───── SUPPLIED MATERIAL ─────

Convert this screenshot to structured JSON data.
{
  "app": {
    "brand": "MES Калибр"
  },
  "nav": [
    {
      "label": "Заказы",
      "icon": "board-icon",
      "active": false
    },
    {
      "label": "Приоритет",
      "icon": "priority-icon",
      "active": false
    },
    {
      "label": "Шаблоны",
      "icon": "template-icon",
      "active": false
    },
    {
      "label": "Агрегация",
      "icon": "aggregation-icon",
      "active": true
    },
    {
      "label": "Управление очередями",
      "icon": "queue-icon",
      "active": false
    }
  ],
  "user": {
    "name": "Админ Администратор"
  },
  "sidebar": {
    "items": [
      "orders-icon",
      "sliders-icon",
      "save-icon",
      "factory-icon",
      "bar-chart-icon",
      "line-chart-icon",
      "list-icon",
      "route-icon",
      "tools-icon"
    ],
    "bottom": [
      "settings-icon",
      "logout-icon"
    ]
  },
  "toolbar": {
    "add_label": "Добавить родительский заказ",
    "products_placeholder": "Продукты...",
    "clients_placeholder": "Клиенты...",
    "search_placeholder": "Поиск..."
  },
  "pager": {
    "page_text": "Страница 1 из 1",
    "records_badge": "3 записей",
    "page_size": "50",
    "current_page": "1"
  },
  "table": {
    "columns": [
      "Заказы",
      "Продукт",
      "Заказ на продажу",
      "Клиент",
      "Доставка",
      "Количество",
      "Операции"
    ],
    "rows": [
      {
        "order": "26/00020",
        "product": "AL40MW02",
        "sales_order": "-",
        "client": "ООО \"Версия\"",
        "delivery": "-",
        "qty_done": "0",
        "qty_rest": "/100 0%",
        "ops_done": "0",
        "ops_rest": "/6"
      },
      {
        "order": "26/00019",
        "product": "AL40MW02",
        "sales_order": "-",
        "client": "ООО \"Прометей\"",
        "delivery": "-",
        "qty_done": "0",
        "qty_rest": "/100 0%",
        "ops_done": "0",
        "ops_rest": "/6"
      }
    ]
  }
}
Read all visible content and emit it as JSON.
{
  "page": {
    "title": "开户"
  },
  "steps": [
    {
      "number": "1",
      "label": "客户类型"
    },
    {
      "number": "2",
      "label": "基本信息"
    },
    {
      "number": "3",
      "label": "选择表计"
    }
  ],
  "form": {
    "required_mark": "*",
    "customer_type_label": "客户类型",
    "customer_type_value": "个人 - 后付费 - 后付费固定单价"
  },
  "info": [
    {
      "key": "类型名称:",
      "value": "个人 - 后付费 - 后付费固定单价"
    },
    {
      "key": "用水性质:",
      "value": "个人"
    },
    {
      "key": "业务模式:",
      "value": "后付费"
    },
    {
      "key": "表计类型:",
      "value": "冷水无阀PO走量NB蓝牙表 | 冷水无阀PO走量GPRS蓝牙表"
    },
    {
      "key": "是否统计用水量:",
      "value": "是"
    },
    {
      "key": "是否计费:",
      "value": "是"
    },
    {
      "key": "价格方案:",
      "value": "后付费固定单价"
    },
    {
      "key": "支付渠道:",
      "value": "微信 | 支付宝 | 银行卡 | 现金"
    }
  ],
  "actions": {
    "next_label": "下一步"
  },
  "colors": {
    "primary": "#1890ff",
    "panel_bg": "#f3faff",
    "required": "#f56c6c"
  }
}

─────

SET PROBLEM: Return the full listing, character for character.

SOLUTION:
Convert this screenshot to structured JSON data.
{
  "app": {
    "brand": "MES Калибр"
  },
  "nav": [
    {
      "label": "Заказы",
      "icon": "board-icon",
      "active": false
    },
    {
      "label": "Приоритет",
      "icon": "priority-icon",
      "active": false
    },
    {
      "label": "Шаблоны",
      "icon": "template-icon",
      "active": false
    },
    {
      "label": "Агрегация",
      "icon": "aggregation-icon",
      "active": true
    },
    {
      "label": "Управление очередями",
      "icon": "queue-icon",
      "active": false
    }
  ],
  "user": {
    "name": "Админ Администратор"
  },
  "sidebar": {
    "items": [
      "orders-icon",
      "sliders-icon",
      "save-icon",
      "factory-icon",
      "bar-chart-icon",
      "line-chart-icon",
      "list-icon",
      "route-icon",
      "tools-icon"
    ],
    "bottom": [
      "settings-icon",
      "logout-icon"
    ]
  },
  "toolbar": {
    "add_label": "Добавить родительский заказ",
    "products_placeholder": "Продукты...",
    "clients_placeholder": "Клиенты...",
    "search_placeholder": "Поиск..."
  },
  "pager": {
    "page_text": "Страница 1 из 1",
    "records_badge": "3 записей",
    "page_size": "50",
    "current_page": "1"
  },
  "table": {
    "columns": [
      "Заказы",
      "Продукт",
      "Заказ на продажу",
      "Клиент",
      "Доставка",
      "Количество",
      "Операции"
    ],
    "rows": [
      {
        "order": "26/00020",
        "product": "AL40MW02",
        "sales_order": "-",
        "client": "ООО \"Версия\"",
        "delivery": "-",
        "qty_done": "0",
        "qty_rest": "/100 0%",
        "ops_done": "0",
        "ops_rest": "/6"
      },
      {
        "order": "26/00019",
        "product": "AL40MW02",
        "sales_order": "-",
        "client": "ООО \"Прометей\"",
        "delivery": "-",
        "qty_done": "0",
        "qty_rest": "/100 0%",
        "ops_done": "0",
        "ops_rest": "/6"
      }
    ]
  }
}
Read all visible content and emit it as JSON.
{
  "page": {
    "title": "开户"
  },
  "steps": [
    {
      "number": "1",
      "label": "客户类型"
    },
    {
      "number": "2",
      "label": "基本信息"
    },
    {
      "number": "3",
      "label": "选择表计"
    }
  ],
  "form": {
    "required_mark": "*",
    "customer_type_label": "客户类型",
    "customer_type_value": "个人 - 后付费 - 后付费固定单价"
  },
  "info": [
    {
      "key": "类型名称:",
      "value": "个人 - 后付费 - 后付费固定单价"
    },
    {
      "key": "用水性质:",
      "value": "个人"
    },
    {
      "key": "业务模式:",
      "value": "后付费"
    },
    {
      "key": "表计类型:",
      "value": "冷水无阀PO走量NB蓝牙表 | 冷水无阀PO走量GPRS蓝牙表"
    },
    {
      "key": "是否统计用水量:",
      "value": "是"
    },
    {
      "key": "是否计费:",
      "value": "是"
    },
    {
      "key": "价格方案:",
      "value": "后付费固定单价"
    },
    {
      "key": "支付渠道:",
      "value": "微信 | 支付宝 | 银行卡 | 现金"
    }
  ],
  "actions": {
    "next_label": "下一步"
  },
  "colors": {
    "primary": "#1890ff",
    "panel_bg": "#f3faff",
    "required": "#f56c6c"
  }
}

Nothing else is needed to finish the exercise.